* _Material provided_
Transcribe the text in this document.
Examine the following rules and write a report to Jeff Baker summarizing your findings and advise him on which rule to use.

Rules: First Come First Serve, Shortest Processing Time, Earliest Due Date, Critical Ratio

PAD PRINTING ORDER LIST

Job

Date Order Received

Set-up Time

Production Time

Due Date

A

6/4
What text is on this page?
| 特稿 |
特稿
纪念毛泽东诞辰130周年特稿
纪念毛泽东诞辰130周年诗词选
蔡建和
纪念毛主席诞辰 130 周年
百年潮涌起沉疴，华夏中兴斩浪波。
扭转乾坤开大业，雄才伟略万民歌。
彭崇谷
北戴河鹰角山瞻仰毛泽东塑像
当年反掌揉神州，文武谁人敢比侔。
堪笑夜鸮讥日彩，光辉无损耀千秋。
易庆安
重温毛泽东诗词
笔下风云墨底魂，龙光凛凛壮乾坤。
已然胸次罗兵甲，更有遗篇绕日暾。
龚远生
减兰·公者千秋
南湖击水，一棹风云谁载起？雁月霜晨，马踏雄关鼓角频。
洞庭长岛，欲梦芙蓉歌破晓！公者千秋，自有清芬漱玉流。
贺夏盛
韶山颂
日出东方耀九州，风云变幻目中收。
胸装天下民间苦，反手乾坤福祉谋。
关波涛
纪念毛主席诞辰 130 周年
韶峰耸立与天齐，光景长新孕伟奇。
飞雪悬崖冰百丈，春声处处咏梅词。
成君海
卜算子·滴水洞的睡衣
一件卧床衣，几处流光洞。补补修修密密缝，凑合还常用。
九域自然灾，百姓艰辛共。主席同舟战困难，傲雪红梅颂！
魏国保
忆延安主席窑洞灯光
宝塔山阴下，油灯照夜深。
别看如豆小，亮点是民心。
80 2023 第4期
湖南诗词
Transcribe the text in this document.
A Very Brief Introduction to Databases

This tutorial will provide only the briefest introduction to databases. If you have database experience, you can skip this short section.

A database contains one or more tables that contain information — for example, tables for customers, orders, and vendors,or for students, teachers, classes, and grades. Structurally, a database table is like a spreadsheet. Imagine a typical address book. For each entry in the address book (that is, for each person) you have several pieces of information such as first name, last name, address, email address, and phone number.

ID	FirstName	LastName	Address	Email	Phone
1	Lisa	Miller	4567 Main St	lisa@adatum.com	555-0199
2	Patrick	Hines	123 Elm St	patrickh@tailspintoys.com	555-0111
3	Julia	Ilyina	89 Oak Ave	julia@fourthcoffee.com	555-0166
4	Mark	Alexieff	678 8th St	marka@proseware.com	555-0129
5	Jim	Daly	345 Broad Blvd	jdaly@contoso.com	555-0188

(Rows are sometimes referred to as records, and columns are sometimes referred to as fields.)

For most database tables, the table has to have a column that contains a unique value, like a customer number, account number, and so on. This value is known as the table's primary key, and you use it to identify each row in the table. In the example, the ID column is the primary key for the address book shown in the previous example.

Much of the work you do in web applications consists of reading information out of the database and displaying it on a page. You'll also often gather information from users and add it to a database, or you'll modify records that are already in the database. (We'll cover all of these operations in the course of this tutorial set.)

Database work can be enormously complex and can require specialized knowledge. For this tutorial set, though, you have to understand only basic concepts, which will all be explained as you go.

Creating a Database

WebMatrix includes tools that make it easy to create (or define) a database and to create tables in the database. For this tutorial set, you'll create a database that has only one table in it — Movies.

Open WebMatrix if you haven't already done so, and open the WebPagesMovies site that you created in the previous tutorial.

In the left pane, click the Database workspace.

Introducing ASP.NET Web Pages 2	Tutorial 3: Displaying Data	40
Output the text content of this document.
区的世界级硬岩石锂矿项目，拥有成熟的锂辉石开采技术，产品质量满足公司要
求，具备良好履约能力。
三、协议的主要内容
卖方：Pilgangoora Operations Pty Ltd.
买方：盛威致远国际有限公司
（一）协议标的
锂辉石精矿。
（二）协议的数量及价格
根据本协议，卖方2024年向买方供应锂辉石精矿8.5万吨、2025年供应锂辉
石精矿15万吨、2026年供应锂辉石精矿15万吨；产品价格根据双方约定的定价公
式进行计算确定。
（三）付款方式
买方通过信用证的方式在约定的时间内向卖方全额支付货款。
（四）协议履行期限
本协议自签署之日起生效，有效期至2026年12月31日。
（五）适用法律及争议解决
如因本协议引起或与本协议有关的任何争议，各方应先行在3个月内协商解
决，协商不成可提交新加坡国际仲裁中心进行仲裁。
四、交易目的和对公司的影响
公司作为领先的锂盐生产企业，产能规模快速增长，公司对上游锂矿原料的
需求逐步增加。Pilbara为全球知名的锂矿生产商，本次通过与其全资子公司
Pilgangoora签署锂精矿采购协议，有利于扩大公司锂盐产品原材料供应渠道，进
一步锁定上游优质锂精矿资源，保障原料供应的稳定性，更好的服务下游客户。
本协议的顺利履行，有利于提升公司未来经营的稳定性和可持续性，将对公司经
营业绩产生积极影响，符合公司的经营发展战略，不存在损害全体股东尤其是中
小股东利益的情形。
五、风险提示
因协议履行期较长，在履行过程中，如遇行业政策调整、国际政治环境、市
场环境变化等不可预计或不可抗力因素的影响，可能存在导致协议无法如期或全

* _What to work on_
Repeat every entry exactly, please.

* _Result below_
Transcribe the text in this document.
Examine the following rules and write a report to Jeff Baker summarizing your findings and advise him on which rule to use.

Rules: First Come First Serve, Shortest Processing Time, Earliest Due Date, Critical Ratio

PAD PRINTING ORDER LIST

Job

Date Order Received

Set-up Time

Production Time

Due Date

A

6/4
What text is on this page?
| 特稿 |
特稿
纪念毛泽东诞辰130周年特稿
纪念毛泽东诞辰130周年诗词选
蔡建和
纪念毛主席诞辰 130 周年
百年潮涌起沉疴，华夏中兴斩浪波。
扭转乾坤开大业，雄才伟略万民歌。
彭崇谷
北戴河鹰角山瞻仰毛泽东塑像
当年反掌揉神州，文武谁人敢比侔。
堪笑夜鸮讥日彩，光辉无损耀千秋。
易庆安
重温毛泽东诗词
笔下风云墨底魂，龙光凛凛壮乾坤。
已然胸次罗兵甲，更有遗篇绕日暾。
龚远生
减兰·公者千秋
南湖击水，一棹风云谁载起？雁月霜晨，马踏雄关鼓角频。
洞庭长岛，欲梦芙蓉歌破晓！公者千秋，自有清芬漱玉流。
贺夏盛
韶山颂
日出东方耀九州，风云变幻目中收。
胸装天下民间苦，反手乾坤福祉谋。
关波涛
纪念毛主席诞辰 130 周年
韶峰耸立与天齐，光景长新孕伟奇。
飞雪悬崖冰百丈，春声处处咏梅词。
成君海
卜算子·滴水洞的睡衣
一件卧床衣，几处流光洞。补补修修密密缝，凑合还常用。
九域自然灾，百姓艰辛共。主席同舟战困难，傲雪红梅颂！
魏国保
忆延安主席窑洞灯光
宝塔山阴下，油灯照夜深。
别看如豆小，亮点是民心。
80 2023 第4期
湖南诗词
Transcribe the text in this document.
A Very Brief Introduction to Databases

This tutorial will provide only the briefest introduction to databases. If you have database experience, you can skip this short section.

A database contains one or more tables that contain information — for example, tables for customers, orders, and vendors,or for students, teachers, classes, and grades. Structurally, a database table is like a spreadsheet. Imagine a typical address book. For each entry in the address book (that is, for each person) you have several pieces of information such as first name, last name, address, email address, and phone number.

ID	FirstName	LastName	Address	Email	Phone
1	Lisa	Miller	4567 Main St	lisa@adatum.com	555-0199
2	Patrick	Hines	123 Elm St	patrickh@tailspintoys.com	555-0111
3	Julia	Ilyina	89 Oak Ave	julia@fourthcoffee.com	555-0166
4	Mark	Alexieff	678 8th St	marka@proseware.com	555-0129
5	Jim	Daly	345 Broad Blvd	jdaly@contoso.com	555-0188

(Rows are sometimes referred to as records, and columns are sometimes referred to as fields.)

For most database tables, the table has to have a column that contains a unique value, like a customer number, account number, and so on. This value is known as the table's primary key, and you use it to identify each row in the table. In the example, the ID column is the primary key for the address book shown in the previous example.

Much of the work you do in web applications consists of reading information out of the database and displaying it on a page. You'll also often gather information from users and add it to a database, or you'll modify records that are already in the database. (We'll cover all of these operations in the course of this tutorial set.)

Database work can be enormously complex and can require specialized knowledge. For this tutorial set, though, you have to understand only basic concepts, which will all be explained as you go.

Creating a Database

WebMatrix includes tools that make it easy to create (or define) a database and to create tables in the database. For this tutorial set, you'll create a database that has only one table in it — Movies.

Open WebMatrix if you haven't already done so, and open the WebPagesMovies site that you created in the previous tutorial.

In the left pane, click the Database workspace.

Introducing ASP.NET Web Pages 2	Tutorial 3: Displaying Data	40
Output the text content of this document.
区的世界级硬岩石锂矿项目，拥有成熟的锂辉石开采技术，产品质量满足公司要
求，具备良好履约能力。
三、协议的主要内容
卖方：Pilgangoora Operations Pty Ltd.
买方：盛威致远国际有限公司
（一）协议标的
锂辉石精矿。
（二）协议的数量及价格
根据本协议，卖方2024年向买方供应锂辉石精矿8.5万吨、2025年供应锂辉
石精矿15万吨、2026年供应锂辉石精矿15万吨；产品价格根据双方约定的定价公
式进行计算确定。
（三）付款方式
买方通过信用证的方式在约定的时间内向卖方全额支付货款。
（四）协议履行期限
本协议自签署之日起生效，有效期至2026年12月31日。
（五）适用法律及争议解决
如因本协议引起或与本协议有关的任何争议，各方应先行在3个月内协商解
决，协商不成可提交新加坡国际仲裁中心进行仲裁。
四、交易目的和对公司的影响
公司作为领先的锂盐生产企业，产能规模快速增长，公司对上游锂矿原料的
需求逐步增加。Pilbara为全球知名的锂矿生产商，本次通过与其全资子公司
Pilgangoora签署锂精矿采购协议，有利于扩大公司锂盐产品原材料供应渠道，进
一步锁定上游优质锂精矿资源，保障原料供应的稳定性，更好的服务下游客户。
本协议的顺利履行，有利于提升公司未来经营的稳定性和可持续性，将对公司经
营业绩产生积极影响，符合公司的经营发展战略，不存在损害全体股东尤其是中
小股东利益的情形。
五、风险提示
因协议履行期较长，在履行过程中，如遇行业政策调整、国际政治环境、市
场环境变化等不可预计或不可抗力因素的影响，可能存在导致协议无法如期或全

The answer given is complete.